[Figure collection entries]
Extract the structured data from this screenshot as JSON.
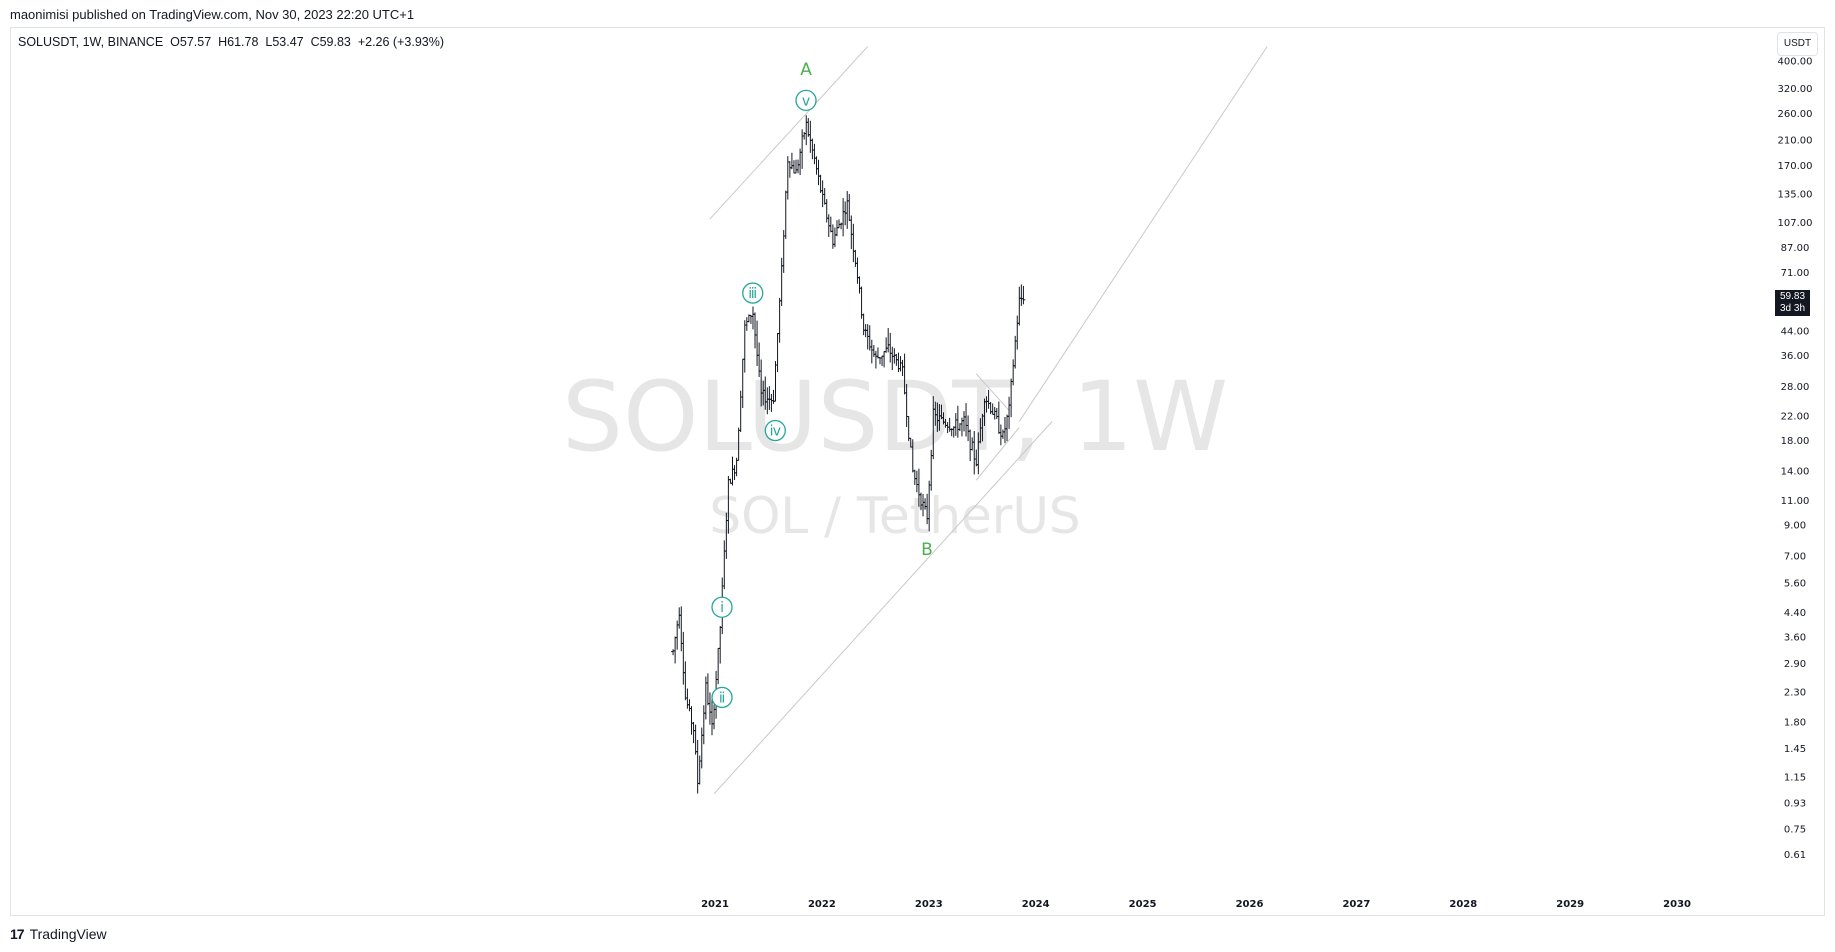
{
  "header": {
    "published": "maonimisi published on TradingView.com, Nov 30, 2023 22:20 UTC+1"
  },
  "legend": {
    "symbol": "SOLUSDT, 1W, BINANCE",
    "open": "O57.57",
    "high": "H61.78",
    "low": "L53.47",
    "close": "C59.83",
    "change": "+2.26 (+3.93%)"
  },
  "watermark": {
    "symbol": "SOLUSDT, 1W",
    "description": "SOL / TetherUS"
  },
  "currency_label": "USDT",
  "last_price": {
    "value": "59.83",
    "countdown": "3d 3h"
  },
  "footer": {
    "brand": "TradingView",
    "logo_glyph": "17"
  },
  "colors": {
    "wave": "#26a69a",
    "abc": "#4caf50",
    "candle": "#131722",
    "channel": "#c9c9c9"
  },
  "chart_data": {
    "type": "bar",
    "subtype": "weekly OHLC price bars, log scale",
    "symbol": "SOLUSDT",
    "interval": "1W",
    "yscale": "log",
    "ylim": [
      0.55,
      410
    ],
    "xlim": [
      "2020-08",
      "2030-12"
    ],
    "y_ticks": [
      "400.00",
      "320.00",
      "260.00",
      "210.00",
      "170.00",
      "135.00",
      "107.00",
      "87.00",
      "71.00",
      "44.00",
      "36.00",
      "28.00",
      "22.00",
      "18.00",
      "14.00",
      "11.00",
      "9.00",
      "7.00",
      "5.60",
      "4.40",
      "3.60",
      "2.90",
      "2.30",
      "1.80",
      "1.45",
      "1.15",
      "0.93",
      "0.75",
      "0.61"
    ],
    "x_ticks": [
      "2021",
      "2022",
      "2023",
      "2024",
      "2025",
      "2026",
      "2027",
      "2028",
      "2029",
      "2030"
    ],
    "path_keypoints": [
      {
        "t": "2020-08-10",
        "price": 3.2
      },
      {
        "t": "2020-08-31",
        "price": 4.5
      },
      {
        "t": "2020-09-21",
        "price": 2.2
      },
      {
        "t": "2020-10-19",
        "price": 1.7
      },
      {
        "t": "2020-11-02",
        "price": 1.1
      },
      {
        "t": "2020-11-30",
        "price": 2.4
      },
      {
        "t": "2020-12-21",
        "price": 1.7
      },
      {
        "t": "2021-01-18",
        "price": 3.8
      },
      {
        "t": "2021-02-15",
        "price": 12.5
      },
      {
        "t": "2021-03-15",
        "price": 15.0
      },
      {
        "t": "2021-04-12",
        "price": 45.0
      },
      {
        "t": "2021-05-10",
        "price": 52.0
      },
      {
        "t": "2021-06-07",
        "price": 26.0
      },
      {
        "t": "2021-07-19",
        "price": 25.0
      },
      {
        "t": "2021-08-16",
        "price": 70.0
      },
      {
        "t": "2021-09-06",
        "price": 180.0
      },
      {
        "t": "2021-10-04",
        "price": 160.0
      },
      {
        "t": "2021-11-08",
        "price": 240.0
      },
      {
        "t": "2021-12-06",
        "price": 180.0
      },
      {
        "t": "2022-01-03",
        "price": 130.0
      },
      {
        "t": "2022-02-07",
        "price": 92.0
      },
      {
        "t": "2022-03-28",
        "price": 125.0
      },
      {
        "t": "2022-05-02",
        "price": 70.0
      },
      {
        "t": "2022-05-23",
        "price": 45.0
      },
      {
        "t": "2022-07-04",
        "price": 35.0
      },
      {
        "t": "2022-08-15",
        "price": 38.0
      },
      {
        "t": "2022-10-03",
        "price": 32.0
      },
      {
        "t": "2022-11-07",
        "price": 14.0
      },
      {
        "t": "2022-12-26",
        "price": 9.5
      },
      {
        "t": "2023-01-16",
        "price": 22.0
      },
      {
        "t": "2023-02-20",
        "price": 21.0
      },
      {
        "t": "2023-03-27",
        "price": 20.0
      },
      {
        "t": "2023-05-01",
        "price": 21.0
      },
      {
        "t": "2023-06-12",
        "price": 15.0
      },
      {
        "t": "2023-07-10",
        "price": 26.0
      },
      {
        "t": "2023-08-14",
        "price": 22.0
      },
      {
        "t": "2023-09-11",
        "price": 18.5
      },
      {
        "t": "2023-10-02",
        "price": 23.0
      },
      {
        "t": "2023-10-23",
        "price": 40.0
      },
      {
        "t": "2023-11-06",
        "price": 56.0
      },
      {
        "t": "2023-11-27",
        "price": 59.83
      }
    ],
    "annotations": [
      {
        "label": "ⅰ",
        "t": "2021-01-25",
        "price": 4.6,
        "style": "wave"
      },
      {
        "label": "ⅱ",
        "t": "2021-01-25",
        "price": 2.2,
        "style": "wave"
      },
      {
        "label": "ⅲ",
        "t": "2021-05-10",
        "price": 60.0,
        "style": "wave"
      },
      {
        "label": "ⅳ",
        "t": "2021-07-26",
        "price": 19.5,
        "style": "wave"
      },
      {
        "label": "ⅴ",
        "t": "2021-11-08",
        "price": 290.0,
        "style": "wave"
      },
      {
        "label": "A",
        "t": "2021-11-08",
        "price": 375.0,
        "style": "abc"
      },
      {
        "label": "B",
        "t": "2022-12-26",
        "price": 7.4,
        "style": "abc"
      }
    ],
    "trend_lines": [
      {
        "from": {
          "t": "2020-12-28",
          "price": 1.0
        },
        "to": {
          "t": "2024-02-26",
          "price": 21.0
        }
      },
      {
        "from": {
          "t": "2020-12-14",
          "price": 110.0
        },
        "to": {
          "t": "2022-06-06",
          "price": 450.0
        }
      },
      {
        "from": {
          "t": "2023-11-06",
          "price": 21.0
        },
        "to": {
          "t": "2026-03-02",
          "price": 450.0
        }
      },
      {
        "from": {
          "t": "2023-06-12",
          "price": 13.0
        },
        "to": {
          "t": "2023-11-06",
          "price": 20.0
        }
      },
      {
        "from": {
          "t": "2023-06-12",
          "price": 31.0
        },
        "to": {
          "t": "2023-10-02",
          "price": 23.0
        }
      }
    ]
  }
}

§ Exercise details
Say how many lines in the records hold the string "SOLUSDT", and say nothing else.

§ Solution for this task
3